* _Task description_
Render every row below as a Markdown table with two columns, Index for the row number and Line for its text, leaving out any blank lines.

* _Data section_
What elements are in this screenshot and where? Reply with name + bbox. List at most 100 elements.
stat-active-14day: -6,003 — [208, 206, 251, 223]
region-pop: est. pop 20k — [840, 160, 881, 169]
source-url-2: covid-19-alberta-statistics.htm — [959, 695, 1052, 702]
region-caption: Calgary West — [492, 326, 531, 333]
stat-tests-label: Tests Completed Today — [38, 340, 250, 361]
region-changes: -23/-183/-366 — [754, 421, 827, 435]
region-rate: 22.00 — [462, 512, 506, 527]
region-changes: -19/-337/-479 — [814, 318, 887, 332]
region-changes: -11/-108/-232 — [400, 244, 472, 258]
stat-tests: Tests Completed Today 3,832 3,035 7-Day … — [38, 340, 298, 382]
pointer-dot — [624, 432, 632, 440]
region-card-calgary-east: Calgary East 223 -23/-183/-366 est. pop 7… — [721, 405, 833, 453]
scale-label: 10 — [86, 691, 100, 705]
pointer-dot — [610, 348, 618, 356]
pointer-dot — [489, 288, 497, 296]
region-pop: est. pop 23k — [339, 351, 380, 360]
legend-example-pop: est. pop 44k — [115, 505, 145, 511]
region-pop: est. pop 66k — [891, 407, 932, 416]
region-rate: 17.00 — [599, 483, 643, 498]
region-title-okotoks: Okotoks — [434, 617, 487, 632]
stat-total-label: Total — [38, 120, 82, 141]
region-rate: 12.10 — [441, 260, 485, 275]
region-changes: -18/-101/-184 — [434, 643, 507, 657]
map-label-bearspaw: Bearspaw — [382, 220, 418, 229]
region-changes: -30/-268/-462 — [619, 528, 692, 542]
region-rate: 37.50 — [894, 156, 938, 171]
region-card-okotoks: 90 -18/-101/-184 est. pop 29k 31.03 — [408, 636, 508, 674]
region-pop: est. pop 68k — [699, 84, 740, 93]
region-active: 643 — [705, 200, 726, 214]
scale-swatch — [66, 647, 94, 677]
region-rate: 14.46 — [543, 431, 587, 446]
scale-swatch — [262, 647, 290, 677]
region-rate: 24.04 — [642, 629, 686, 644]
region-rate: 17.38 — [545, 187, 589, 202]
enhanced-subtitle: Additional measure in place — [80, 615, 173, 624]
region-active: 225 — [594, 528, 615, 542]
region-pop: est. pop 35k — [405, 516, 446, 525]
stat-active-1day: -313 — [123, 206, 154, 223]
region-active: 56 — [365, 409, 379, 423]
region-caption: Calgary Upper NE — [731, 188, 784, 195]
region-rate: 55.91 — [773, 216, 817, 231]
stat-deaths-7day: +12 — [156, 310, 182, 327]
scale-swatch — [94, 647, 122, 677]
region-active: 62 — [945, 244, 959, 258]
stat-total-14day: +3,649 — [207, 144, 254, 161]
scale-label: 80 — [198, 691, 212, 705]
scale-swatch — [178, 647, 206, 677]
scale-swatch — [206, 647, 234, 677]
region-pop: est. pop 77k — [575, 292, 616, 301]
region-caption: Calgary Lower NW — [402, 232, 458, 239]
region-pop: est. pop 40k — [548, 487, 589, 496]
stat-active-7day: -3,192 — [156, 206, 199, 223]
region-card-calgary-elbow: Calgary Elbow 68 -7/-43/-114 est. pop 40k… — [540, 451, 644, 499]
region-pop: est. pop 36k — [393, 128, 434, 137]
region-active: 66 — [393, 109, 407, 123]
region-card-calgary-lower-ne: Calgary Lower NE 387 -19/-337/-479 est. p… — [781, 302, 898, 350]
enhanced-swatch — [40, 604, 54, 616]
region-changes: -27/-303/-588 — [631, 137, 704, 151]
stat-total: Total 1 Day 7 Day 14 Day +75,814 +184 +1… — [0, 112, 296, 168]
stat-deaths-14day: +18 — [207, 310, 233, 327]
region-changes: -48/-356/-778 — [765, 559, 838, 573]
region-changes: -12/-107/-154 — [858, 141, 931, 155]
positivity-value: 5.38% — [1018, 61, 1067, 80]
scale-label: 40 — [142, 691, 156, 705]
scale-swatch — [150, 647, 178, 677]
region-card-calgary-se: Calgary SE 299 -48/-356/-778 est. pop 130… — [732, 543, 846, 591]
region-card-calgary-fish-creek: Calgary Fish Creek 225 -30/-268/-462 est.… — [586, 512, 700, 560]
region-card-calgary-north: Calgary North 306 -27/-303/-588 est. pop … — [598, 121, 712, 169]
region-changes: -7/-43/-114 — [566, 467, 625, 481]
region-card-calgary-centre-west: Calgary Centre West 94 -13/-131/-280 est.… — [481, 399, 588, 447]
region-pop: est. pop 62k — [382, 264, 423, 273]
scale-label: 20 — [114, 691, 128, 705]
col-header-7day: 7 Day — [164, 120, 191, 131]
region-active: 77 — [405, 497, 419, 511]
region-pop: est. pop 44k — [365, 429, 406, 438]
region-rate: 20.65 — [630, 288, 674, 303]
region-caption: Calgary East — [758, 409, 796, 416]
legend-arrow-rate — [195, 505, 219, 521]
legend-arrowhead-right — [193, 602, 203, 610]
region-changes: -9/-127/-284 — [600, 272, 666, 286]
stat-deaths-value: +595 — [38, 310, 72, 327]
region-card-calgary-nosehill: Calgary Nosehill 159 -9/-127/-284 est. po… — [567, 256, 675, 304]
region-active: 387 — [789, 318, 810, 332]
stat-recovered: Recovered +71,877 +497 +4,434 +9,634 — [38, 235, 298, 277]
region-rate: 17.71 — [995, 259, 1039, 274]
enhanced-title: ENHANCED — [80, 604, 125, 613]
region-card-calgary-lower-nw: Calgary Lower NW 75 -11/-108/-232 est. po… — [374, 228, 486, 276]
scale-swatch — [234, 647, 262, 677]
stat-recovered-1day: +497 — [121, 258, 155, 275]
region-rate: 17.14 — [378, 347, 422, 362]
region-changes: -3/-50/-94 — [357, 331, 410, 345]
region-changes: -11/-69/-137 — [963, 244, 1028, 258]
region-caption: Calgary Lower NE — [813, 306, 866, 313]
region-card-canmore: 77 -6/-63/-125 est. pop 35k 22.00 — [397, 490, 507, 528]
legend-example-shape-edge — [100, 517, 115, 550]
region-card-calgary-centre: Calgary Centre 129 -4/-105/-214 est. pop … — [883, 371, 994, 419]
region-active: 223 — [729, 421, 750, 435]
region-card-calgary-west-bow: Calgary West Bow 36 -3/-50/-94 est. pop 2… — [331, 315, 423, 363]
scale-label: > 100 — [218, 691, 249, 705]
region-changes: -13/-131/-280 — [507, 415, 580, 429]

* _Task result_
| Index | Line |
|---|---|
| 1 | What elements are in this screenshot and where? Reply with name + bbox. List at most 100 elements. |
| 2 | stat-active-14day: -6,003 — [208, 206, 251, 223] |
| 3 | region-pop: est. pop 20k — [840, 160, 881, 169] |
| 4 | source-url-2: covid-19-alberta-statistics.htm — [959, 695, 1052, 702] |
| 5 | region-caption: Calgary West — [492, 326, 531, 333] |
| 6 | stat-tests-label: Tests Completed Today — [38, 340, 250, 361] |
| 7 | region-changes: -23/-183/-366 — [754, 421, 827, 435] |
| 8 | region-rate: 22.00 — [462, 512, 506, 527] |
| 9 | region-changes: -19/-337/-479 — [814, 318, 887, 332] |
| 10 | region-changes: -11/-108/-232 — [400, 244, 472, 258] |
| 11 | stat-tests: Tests Completed Today 3,832 3,035 7-Day … — [38, 340, 298, 382] |
| 12 | pointer-dot — [624, 432, 632, 440] |
| 13 | region-card-calgary-east: Calgary East 223 -23/-183/-366 est. pop 7… — [721, 405, 833, 453] |
| 14 | scale-label: 10 — [86, 691, 100, 705] |
| 15 | pointer-dot — [610, 348, 618, 356] |
| 16 | pointer-dot — [489, 288, 497, 296] |
| 17 | region-pop: est. pop 23k — [339, 351, 380, 360] |
| 18 | legend-example-pop: est. pop 44k — [115, 505, 145, 511] |
| 19 | region-pop: est. pop 66k — [891, 407, 932, 416] |
| 20 | region-rate: 17.00 — [599, 483, 643, 498] |
| 21 | region-title-okotoks: Okotoks — [434, 617, 487, 632] |
| 22 | stat-total-label: Total — [38, 120, 82, 141] |
| 23 | region-rate: 12.10 — [441, 260, 485, 275] |
| 24 | region-changes: -18/-101/-184 — [434, 643, 507, 657] |
| 25 | map-label-bearspaw: Bearspaw — [382, 220, 418, 229] |
| 26 | region-changes: -30/-268/-462 — [619, 528, 692, 542] |
| 27 | region-rate: 37.50 — [894, 156, 938, 171] |
| 28 | region-card-okotoks: 90 -18/-101/-184 est. pop 29k 31.03 — [408, 636, 508, 674] |
| 29 | region-pop: est. pop 68k — [699, 84, 740, 93] |
| 30 | region-active: 643 — [705, 200, 726, 214] |
| 31 | scale-swatch — [66, 647, 94, 677] |
| 32 | region-rate: 14.46 — [543, 431, 587, 446] |
| 33 | scale-swatch — [262, 647, 290, 677] |
| 34 | region-rate: 24.04 — [642, 629, 686, 644] |
| 35 | region-rate: 17.38 — [545, 187, 589, 202] |
| 36 | enhanced-subtitle: Additional measure in place — [80, 615, 173, 624] |
| 37 | region-active: 225 — [594, 528, 615, 542] |
| 38 | region-pop: est. pop 35k — [405, 516, 446, 525] |
| 39 | stat-active-1day: -313 — [123, 206, 154, 223] |
| 40 | region-active: 56 — [365, 409, 379, 423] |
| 41 | region-caption: Calgary Upper NE — [731, 188, 784, 195] |
| 42 | region-rate: 55.91 — [773, 216, 817, 231] |
| 43 | stat-deaths-7day: +12 — [156, 310, 182, 327] |
| 44 | scale-swatch — [94, 647, 122, 677] |
| 45 | region-active: 62 — [945, 244, 959, 258] |
| 46 | stat-total-14day: +3,649 — [207, 144, 254, 161] |
| 47 | scale-label: 80 — [198, 691, 212, 705] |
| 48 | scale-swatch — [178, 647, 206, 677] |
| 49 | scale-swatch — [206, 647, 234, 677] |
| 50 | region-pop: est. pop 77k — [575, 292, 616, 301] |
| 51 | region-caption: Calgary Lower NW — [402, 232, 458, 239] |
| 52 | region-pop: est. pop 40k — [548, 487, 589, 496] |
| 53 | stat-active-7day: -3,192 — [156, 206, 199, 223] |
| 54 | region-card-calgary-elbow: Calgary Elbow 68 -7/-43/-114 est. pop 40k… — [540, 451, 644, 499] |
| 55 | region-pop: est. pop 36k — [393, 128, 434, 137] |
| 56 | region-active: 66 — [393, 109, 407, 123] |
| 57 | region-card-calgary-lower-ne: Calgary Lower NE 387 -19/-337/-479 est. p… — [781, 302, 898, 350] |
| 58 | enhanced-swatch — [40, 604, 54, 616] |
| 59 | region-changes: -27/-303/-588 — [631, 137, 704, 151] |
| 60 | stat-total: Total 1 Day 7 Day 14 Day +75,814 +184 +1… — [0, 112, 296, 168] |
| 61 | stat-deaths-14day: +18 — [207, 310, 233, 327] |
| 62 | region-changes: -48/-356/-778 — [765, 559, 838, 573] |
| 63 | region-changes: -12/-107/-154 — [858, 141, 931, 155] |
| 64 | positivity-value: 5.38% — [1018, 61, 1067, 80] |
| 65 | scale-label: 40 — [142, 691, 156, 705] |
| 66 | scale-swatch — [150, 647, 178, 677] |
| 67 | region-card-calgary-se: Calgary SE 299 -48/-356/-778 est. pop 130… — [732, 543, 846, 591] |
| 68 | region-card-calgary-fish-creek: Calgary Fish Creek 225 -30/-268/-462 est.… — [586, 512, 700, 560] |
| 69 | region-card-calgary-north: Calgary North 306 -27/-303/-588 est. pop … — [598, 121, 712, 169] |
| 70 | region-changes: -7/-43/-114 — [566, 467, 625, 481] |
| 71 | region-card-calgary-centre-west: Calgary Centre West 94 -13/-131/-280 est.… — [481, 399, 588, 447] |
| 72 | region-pop: est. pop 62k — [382, 264, 423, 273] |
| 73 | scale-label: 20 — [114, 691, 128, 705] |
| 74 | col-header-7day: 7 Day — [164, 120, 191, 131] |
| 75 | region-active: 77 — [405, 497, 419, 511] |
| 76 | region-pop: est. pop 44k — [365, 429, 406, 438] |
| 77 | region-rate: 20.65 — [630, 288, 674, 303] |
| 78 | region-caption: Calgary East — [758, 409, 796, 416] |
| 79 | legend-arrow-rate — [195, 505, 219, 521] |
| 80 | legend-arrowhead-right — [193, 602, 203, 610] |
| 81 | region-changes: -9/-127/-284 — [600, 272, 666, 286] |
| 82 | stat-deaths-value: +595 — [38, 310, 72, 327] |
| 83 | region-card-calgary-nosehill: Calgary Nosehill 159 -9/-127/-284 est. po… — [567, 256, 675, 304] |
| 84 | region-active: 387 — [789, 318, 810, 332] |
| 85 | stat-recovered: Recovered +71,877 +497 +4,434 +9,634 — [38, 235, 298, 277] |
| 86 | region-rate: 17.71 — [995, 259, 1039, 274] |
| 87 | enhanced-title: ENHANCED — [80, 604, 125, 613] |
| 88 | region-card-calgary-lower-nw: Calgary Lower NW 75 -11/-108/-232 est. po… — [374, 228, 486, 276] |
| 89 | scale-swatch — [234, 647, 262, 677] |
| 90 | stat-recovered-1day: +497 — [121, 258, 155, 275] |
| 91 | region-rate: 17.14 — [378, 347, 422, 362] |
| 92 | region-changes: -3/-50/-94 — [357, 331, 410, 345] |
| 93 | region-changes: -11/-69/-137 — [963, 244, 1028, 258] |
| 94 | region-caption: Calgary Lower NE — [813, 306, 866, 313] |
| 95 | region-card-canmore: 77 -6/-63/-125 est. pop 35k 22.00 — [397, 490, 507, 528] |
| 96 | legend-example-shape-edge — [100, 517, 115, 550] |
| 97 | region-card-calgary-centre: Calgary Centre 129 -4/-105/-214 est. pop … — [883, 371, 994, 419] |
| 98 | region-active: 223 — [729, 421, 750, 435] |
| 99 | region-card-calgary-west-bow: Calgary West Bow 36 -3/-50/-94 est. pop 2… — [331, 315, 423, 363] |
| 100 | scale-label: > 100 — [218, 691, 249, 705] |
| 101 | region-changes: -13/-131/-280 — [507, 415, 580, 429] |